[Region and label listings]
— start —

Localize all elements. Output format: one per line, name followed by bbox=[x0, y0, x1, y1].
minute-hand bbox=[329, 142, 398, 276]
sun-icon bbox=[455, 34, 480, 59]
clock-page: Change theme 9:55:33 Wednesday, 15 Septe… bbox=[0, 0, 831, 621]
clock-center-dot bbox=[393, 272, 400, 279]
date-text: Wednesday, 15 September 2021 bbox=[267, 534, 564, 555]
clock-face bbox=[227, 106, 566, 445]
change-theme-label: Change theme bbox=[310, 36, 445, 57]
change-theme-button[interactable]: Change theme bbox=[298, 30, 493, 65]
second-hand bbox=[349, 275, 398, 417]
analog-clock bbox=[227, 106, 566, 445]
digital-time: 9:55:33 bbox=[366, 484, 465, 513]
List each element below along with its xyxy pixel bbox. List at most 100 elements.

— end —
— start —

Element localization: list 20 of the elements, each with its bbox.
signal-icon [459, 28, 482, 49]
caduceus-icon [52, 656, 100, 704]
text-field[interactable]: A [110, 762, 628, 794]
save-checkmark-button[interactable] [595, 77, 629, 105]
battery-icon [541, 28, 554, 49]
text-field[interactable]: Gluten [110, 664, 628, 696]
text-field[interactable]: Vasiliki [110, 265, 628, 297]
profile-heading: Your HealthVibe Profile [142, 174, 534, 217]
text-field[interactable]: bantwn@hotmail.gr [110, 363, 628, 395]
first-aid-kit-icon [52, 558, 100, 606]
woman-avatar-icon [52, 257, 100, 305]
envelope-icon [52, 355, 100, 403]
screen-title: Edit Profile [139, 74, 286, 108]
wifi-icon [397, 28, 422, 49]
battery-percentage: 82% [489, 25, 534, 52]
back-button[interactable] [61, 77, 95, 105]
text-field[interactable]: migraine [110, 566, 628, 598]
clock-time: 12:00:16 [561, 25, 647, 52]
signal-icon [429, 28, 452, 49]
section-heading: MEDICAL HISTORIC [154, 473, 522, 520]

— end —
— start —

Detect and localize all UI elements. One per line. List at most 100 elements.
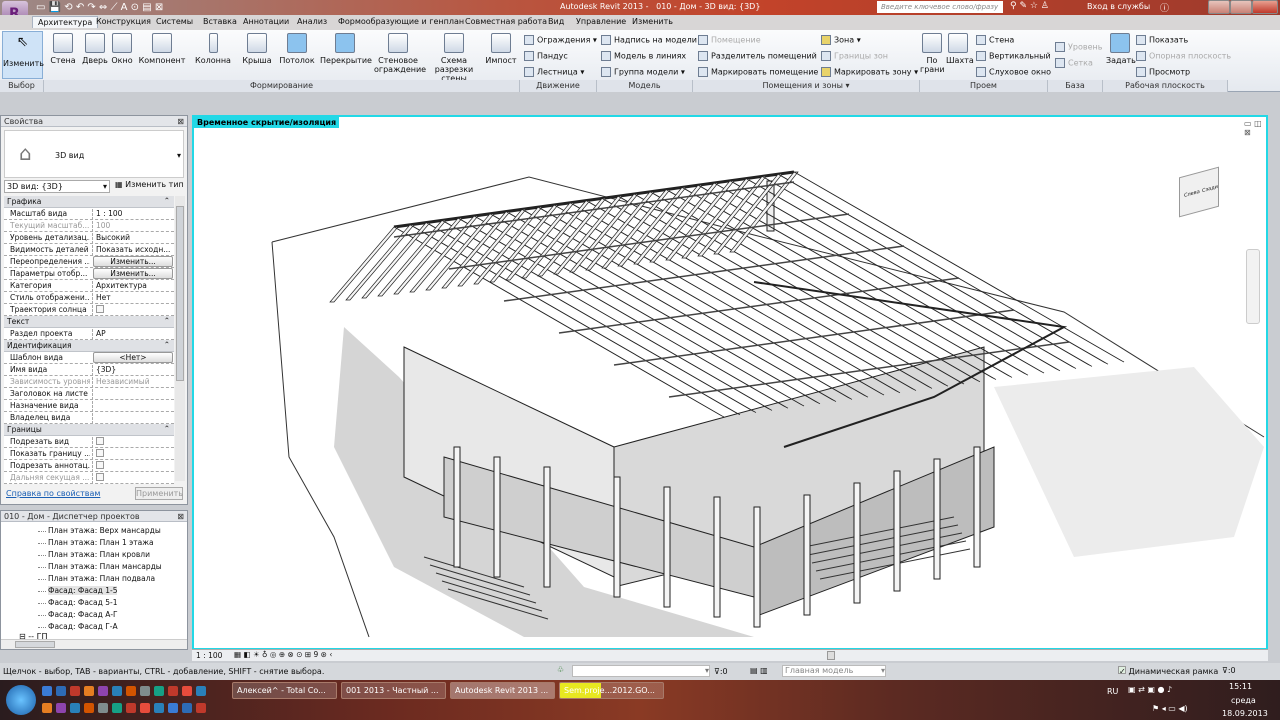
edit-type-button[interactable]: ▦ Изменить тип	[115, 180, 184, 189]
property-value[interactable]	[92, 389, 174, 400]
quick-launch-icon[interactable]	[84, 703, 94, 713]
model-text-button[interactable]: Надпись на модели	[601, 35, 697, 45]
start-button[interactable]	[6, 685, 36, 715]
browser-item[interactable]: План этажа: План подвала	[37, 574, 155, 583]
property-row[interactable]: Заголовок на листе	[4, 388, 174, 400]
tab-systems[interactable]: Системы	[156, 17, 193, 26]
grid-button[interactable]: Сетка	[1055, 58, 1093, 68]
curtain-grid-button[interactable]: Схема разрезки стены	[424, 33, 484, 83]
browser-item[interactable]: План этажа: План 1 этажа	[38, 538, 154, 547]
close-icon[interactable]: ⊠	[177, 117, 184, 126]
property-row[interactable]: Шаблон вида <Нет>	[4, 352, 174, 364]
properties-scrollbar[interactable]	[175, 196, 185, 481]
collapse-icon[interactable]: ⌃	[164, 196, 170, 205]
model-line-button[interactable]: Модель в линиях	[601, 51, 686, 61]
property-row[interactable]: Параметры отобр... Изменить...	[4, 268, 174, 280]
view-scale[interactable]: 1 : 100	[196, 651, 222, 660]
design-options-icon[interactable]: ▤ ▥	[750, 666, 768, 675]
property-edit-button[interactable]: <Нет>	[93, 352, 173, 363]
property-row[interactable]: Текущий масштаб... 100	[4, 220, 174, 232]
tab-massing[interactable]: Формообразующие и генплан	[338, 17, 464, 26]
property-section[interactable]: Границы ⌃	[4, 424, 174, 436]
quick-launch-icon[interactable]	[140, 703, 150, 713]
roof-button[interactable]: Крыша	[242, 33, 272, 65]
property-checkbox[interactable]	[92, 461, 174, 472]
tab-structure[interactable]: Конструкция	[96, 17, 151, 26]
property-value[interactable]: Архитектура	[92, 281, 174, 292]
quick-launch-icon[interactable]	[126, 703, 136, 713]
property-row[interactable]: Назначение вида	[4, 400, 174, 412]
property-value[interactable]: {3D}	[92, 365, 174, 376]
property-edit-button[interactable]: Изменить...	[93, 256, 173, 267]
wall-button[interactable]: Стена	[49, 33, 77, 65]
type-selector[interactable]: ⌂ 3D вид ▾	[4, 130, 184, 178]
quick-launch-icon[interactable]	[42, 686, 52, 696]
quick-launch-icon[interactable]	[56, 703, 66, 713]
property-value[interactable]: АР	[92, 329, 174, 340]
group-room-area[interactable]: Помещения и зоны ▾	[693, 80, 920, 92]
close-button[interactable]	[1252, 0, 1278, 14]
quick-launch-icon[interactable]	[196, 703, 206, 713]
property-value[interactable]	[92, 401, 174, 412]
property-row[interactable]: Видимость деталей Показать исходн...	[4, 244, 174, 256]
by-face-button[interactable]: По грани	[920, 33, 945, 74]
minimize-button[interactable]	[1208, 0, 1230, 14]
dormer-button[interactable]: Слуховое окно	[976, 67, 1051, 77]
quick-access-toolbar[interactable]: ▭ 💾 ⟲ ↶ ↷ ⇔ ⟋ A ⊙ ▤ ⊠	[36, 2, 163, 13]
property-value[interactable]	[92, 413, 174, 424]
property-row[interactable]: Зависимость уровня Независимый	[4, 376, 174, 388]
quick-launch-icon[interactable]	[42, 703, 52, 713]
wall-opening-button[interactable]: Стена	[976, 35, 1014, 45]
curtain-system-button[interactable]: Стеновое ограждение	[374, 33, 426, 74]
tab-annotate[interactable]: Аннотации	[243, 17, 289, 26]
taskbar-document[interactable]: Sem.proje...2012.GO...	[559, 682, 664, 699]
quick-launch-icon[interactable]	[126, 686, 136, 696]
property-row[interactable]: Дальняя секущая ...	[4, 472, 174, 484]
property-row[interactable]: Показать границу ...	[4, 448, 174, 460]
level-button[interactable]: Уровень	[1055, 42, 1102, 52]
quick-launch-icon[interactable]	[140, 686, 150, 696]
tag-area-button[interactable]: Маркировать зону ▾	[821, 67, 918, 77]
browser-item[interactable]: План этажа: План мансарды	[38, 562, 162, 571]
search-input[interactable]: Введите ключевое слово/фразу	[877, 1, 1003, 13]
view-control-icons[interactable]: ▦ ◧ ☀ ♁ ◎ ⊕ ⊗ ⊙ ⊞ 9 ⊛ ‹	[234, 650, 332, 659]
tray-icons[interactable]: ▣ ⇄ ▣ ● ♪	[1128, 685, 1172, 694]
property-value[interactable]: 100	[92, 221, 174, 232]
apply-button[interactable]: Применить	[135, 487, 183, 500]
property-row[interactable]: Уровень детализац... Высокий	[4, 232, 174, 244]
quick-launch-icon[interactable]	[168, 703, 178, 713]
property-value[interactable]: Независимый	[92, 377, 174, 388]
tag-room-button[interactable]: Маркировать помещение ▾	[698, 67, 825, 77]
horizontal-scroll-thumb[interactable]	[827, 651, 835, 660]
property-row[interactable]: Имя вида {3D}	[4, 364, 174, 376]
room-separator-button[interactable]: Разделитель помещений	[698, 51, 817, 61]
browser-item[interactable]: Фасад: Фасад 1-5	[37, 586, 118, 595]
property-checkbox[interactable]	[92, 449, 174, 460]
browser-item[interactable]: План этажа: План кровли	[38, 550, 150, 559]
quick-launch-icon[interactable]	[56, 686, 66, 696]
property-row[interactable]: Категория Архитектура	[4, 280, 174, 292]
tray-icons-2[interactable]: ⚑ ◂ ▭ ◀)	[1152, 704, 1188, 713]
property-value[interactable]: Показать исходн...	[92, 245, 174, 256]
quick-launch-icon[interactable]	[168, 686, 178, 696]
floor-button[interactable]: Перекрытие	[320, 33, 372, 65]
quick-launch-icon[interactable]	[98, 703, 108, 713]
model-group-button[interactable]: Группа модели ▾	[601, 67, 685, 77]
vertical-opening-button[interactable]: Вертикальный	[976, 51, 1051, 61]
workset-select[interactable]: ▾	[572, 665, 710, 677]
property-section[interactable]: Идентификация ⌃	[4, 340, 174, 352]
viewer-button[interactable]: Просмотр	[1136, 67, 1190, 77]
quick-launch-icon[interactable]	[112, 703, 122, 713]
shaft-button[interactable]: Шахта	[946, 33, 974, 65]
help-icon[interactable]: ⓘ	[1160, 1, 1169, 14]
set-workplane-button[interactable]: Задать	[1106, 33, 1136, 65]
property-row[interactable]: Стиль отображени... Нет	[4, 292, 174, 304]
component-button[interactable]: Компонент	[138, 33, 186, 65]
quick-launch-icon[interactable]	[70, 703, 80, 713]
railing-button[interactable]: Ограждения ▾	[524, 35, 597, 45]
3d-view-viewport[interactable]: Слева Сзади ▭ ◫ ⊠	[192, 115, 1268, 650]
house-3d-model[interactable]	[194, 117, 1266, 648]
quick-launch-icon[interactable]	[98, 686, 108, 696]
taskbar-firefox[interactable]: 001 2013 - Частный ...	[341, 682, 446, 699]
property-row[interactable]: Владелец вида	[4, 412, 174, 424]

— end —

THE PROBLEM: In the records above, reproduce the part that opens with the line containing "Detect and localize" and closes with the line containing "browser-item[interactable]: План этажа: План 1", substituting "project-browser-item" for every occurrence of "browser-item" and leaving all else unchanged. Omit the pictures from your answer.

RESULT:
Detect and localize all UI elements. One per line. List at most 100 elements.
edit-type-button[interactable]: ▦ Изменить тип	[115, 180, 184, 189]
property-value[interactable]	[92, 389, 174, 400]
quick-launch-icon[interactable]	[84, 703, 94, 713]
model-text-button[interactable]: Надпись на модели	[601, 35, 697, 45]
start-button[interactable]	[6, 685, 36, 715]
project-browser-item[interactable]: План этажа: План подвала	[37, 574, 155, 583]
property-row[interactable]: Заголовок на листе	[4, 388, 174, 400]
tab-systems[interactable]: Системы	[156, 17, 193, 26]
grid-button[interactable]: Сетка	[1055, 58, 1093, 68]
curtain-grid-button[interactable]: Схема разрезки стены	[424, 33, 484, 83]
project-browser-item[interactable]: План этажа: План 1 этажа	[38, 538, 154, 547]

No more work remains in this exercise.